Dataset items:
══════

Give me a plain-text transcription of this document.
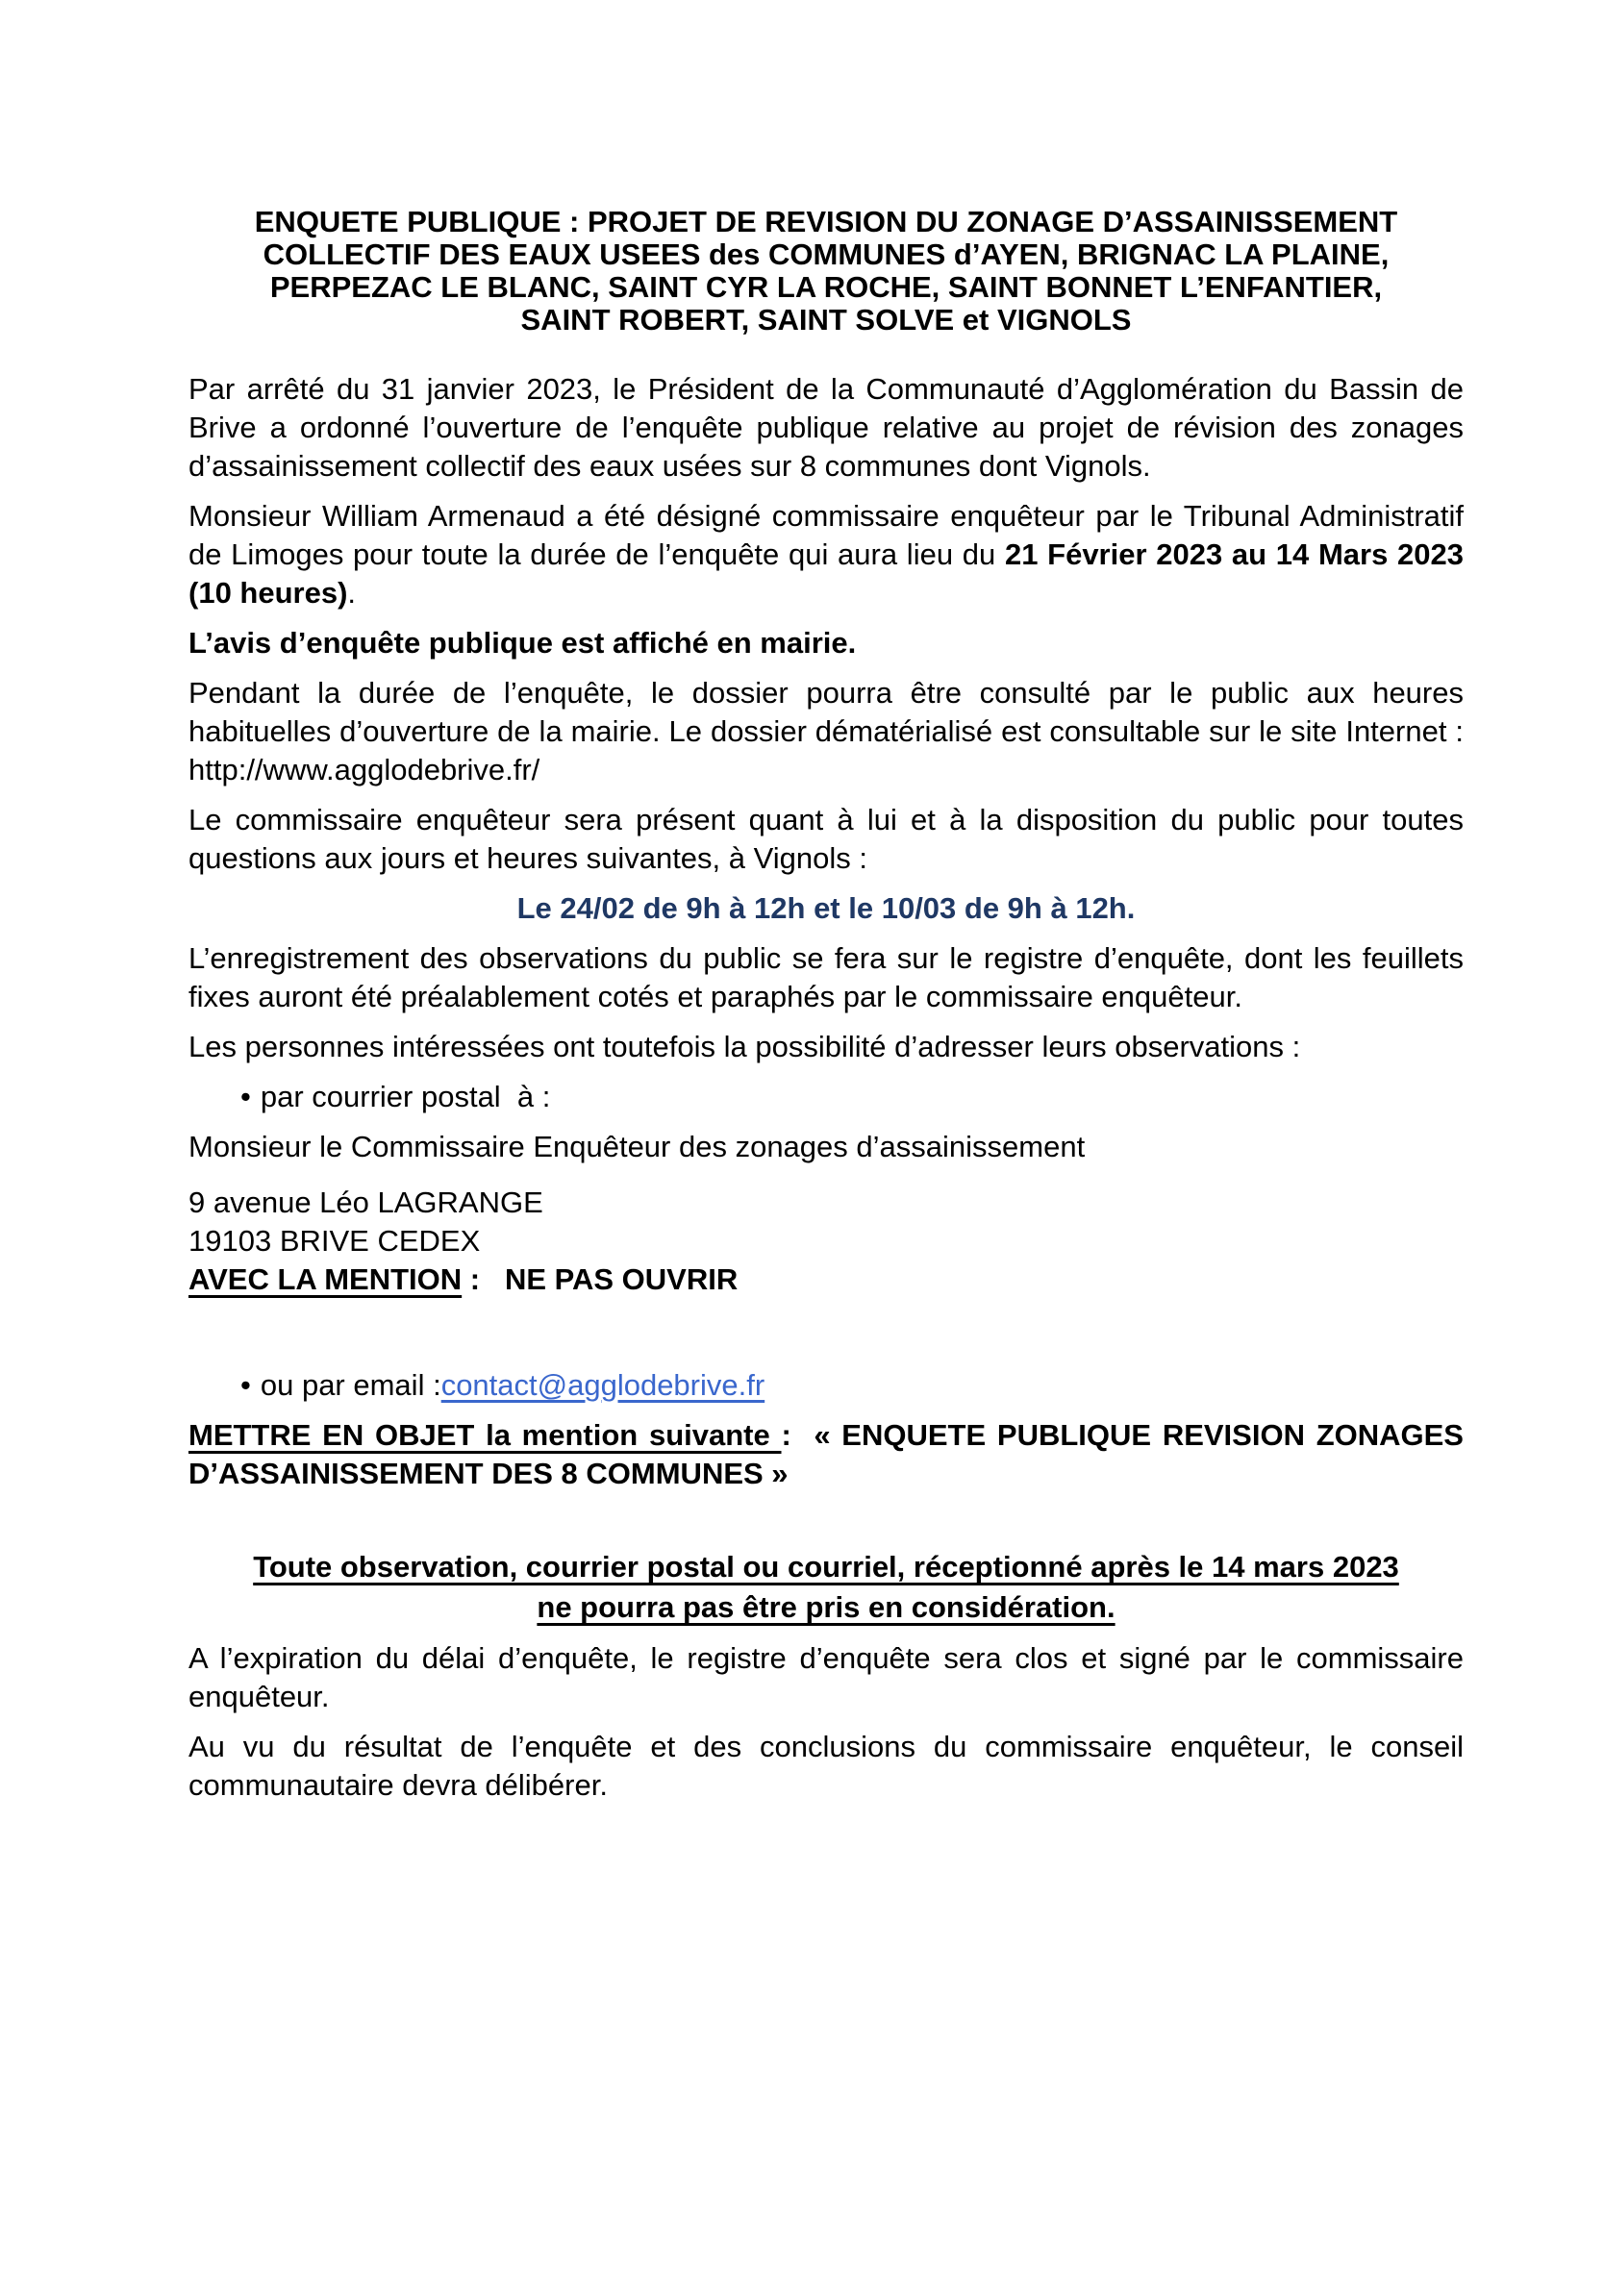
ENQUETE PUBLIQUE : PROJET DE REVISION DU ZONAGE D’ASSAINISSEMENT
COLLECTIF DES EAUX USEES des COMMUNES d’AYEN, BRIGNAC LA PLAINE,
PERPEZAC LE BLANC, SAINT CYR LA ROCHE, SAINT BONNET L’ENFANTIER,
SAINT ROBERT, SAINT SOLVE et VIGNOLS

Par arrêté du 31 janvier 2023, le Président de la Communauté d’Agglomération du Bassin de Brive a ordonné l’ouverture de l’enquête publique relative au projet de révision des zonages d’assainissement collectif des eaux usées sur 8 communes dont Vignols.

Monsieur William Armenaud a été désigné commissaire enquêteur par le Tribunal Administratif de Limoges pour toute la durée de l’enquête qui aura lieu du 21 Février 2023 au 14 Mars 2023 (10 heures).

L’avis d’enquête publique est affiché en mairie.

Pendant la durée de l’enquête, le dossier pourra être consulté par le public aux heures habituelles d’ouverture de la mairie. Le dossier dématérialisé est consultable sur le site Internet : http://www.agglodebrive.fr/

Le commissaire enquêteur sera présent quant à lui et à la disposition du public pour toutes questions aux jours et heures suivantes, à Vignols :

Le 24/02 de 9h à 12h et le 10/03 de 9h à 12h.

L’enregistrement des observations du public se fera sur le registre d’enquête, dont les feuillets fixes auront été préalablement cotés et paraphés par le commissaire enquêteur.

Les personnes intéressées ont toutefois la possibilité d’adresser leurs observations :

• par courrier postal  à :

Monsieur le Commissaire Enquêteur des zonages d’assainissement

9 avenue Léo LAGRANGE
19103 BRIVE CEDEX
AVEC LA MENTION :   NE PAS OUVRIR

• ou par email :contact@agglodebrive.fr

METTRE EN OBJET la mention suivante :  « ENQUETE PUBLIQUE REVISION ZONAGES D’ASSAINISSEMENT DES 8 COMMUNES »

Toute observation, courrier postal ou courriel, réceptionné après le 14 mars 2023
ne pourra pas être pris en considération.

A l’expiration du délai d’enquête, le registre d’enquête sera clos et signé par le commissaire enquêteur.

Au vu du résultat de l’enquête et des conclusions du commissaire enquêteur, le conseil communautaire devra délibérer.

══════

▶ **Given exercise**: Reproduce the material in full, word for word, and omit the pictures.

▶ **Exercise response**:
Give me a plain-text transcription of this document.
ENQUETE PUBLIQUE : PROJET DE REVISION DU ZONAGE D’ASSAINISSEMENT
COLLECTIF DES EAUX USEES des COMMUNES d’AYEN, BRIGNAC LA PLAINE,
PERPEZAC LE BLANC, SAINT CYR LA ROCHE, SAINT BONNET L’ENFANTIER,
SAINT ROBERT, SAINT SOLVE et VIGNOLS

Par arrêté du 31 janvier 2023, le Président de la Communauté d’Agglomération du Bassin de Brive a ordonné l’ouverture de l’enquête publique relative au projet de révision des zonages d’assainissement collectif des eaux usées sur 8 communes dont Vignols.

Monsieur William Armenaud a été désigné commissaire enquêteur par le Tribunal Administratif de Limoges pour toute la durée de l’enquête qui aura lieu du 21 Février 2023 au 14 Mars 2023 (10 heures).

L’avis d’enquête publique est affiché en mairie.

Pendant la durée de l’enquête, le dossier pourra être consulté par le public aux heures habituelles d’ouverture de la mairie. Le dossier dématérialisé est consultable sur le site Internet : http://www.agglodebrive.fr/

Le commissaire enquêteur sera présent quant à lui et à la disposition du public pour toutes questions aux jours et heures suivantes, à Vignols :

Le 24/02 de 9h à 12h et le 10/03 de 9h à 12h.

L’enregistrement des observations du public se fera sur le registre d’enquête, dont les feuillets fixes auront été préalablement cotés et paraphés par le commissaire enquêteur.

Les personnes intéressées ont toutefois la possibilité d’adresser leurs observations :

• par courrier postal  à :

Monsieur le Commissaire Enquêteur des zonages d’assainissement

9 avenue Léo LAGRANGE
19103 BRIVE CEDEX
AVEC LA MENTION :   NE PAS OUVRIR

• ou par email :contact@agglodebrive.fr

METTRE EN OBJET la mention suivante :  « ENQUETE PUBLIQUE REVISION ZONAGES D’ASSAINISSEMENT DES 8 COMMUNES »

Toute observation, courrier postal ou courriel, réceptionné après le 14 mars 2023
ne pourra pas être pris en considération.

A l’expiration du délai d’enquête, le registre d’enquête sera clos et signé par le commissaire enquêteur.

Au vu du résultat de l’enquête et des conclusions du commissaire enquêteur, le conseil communautaire devra délibérer.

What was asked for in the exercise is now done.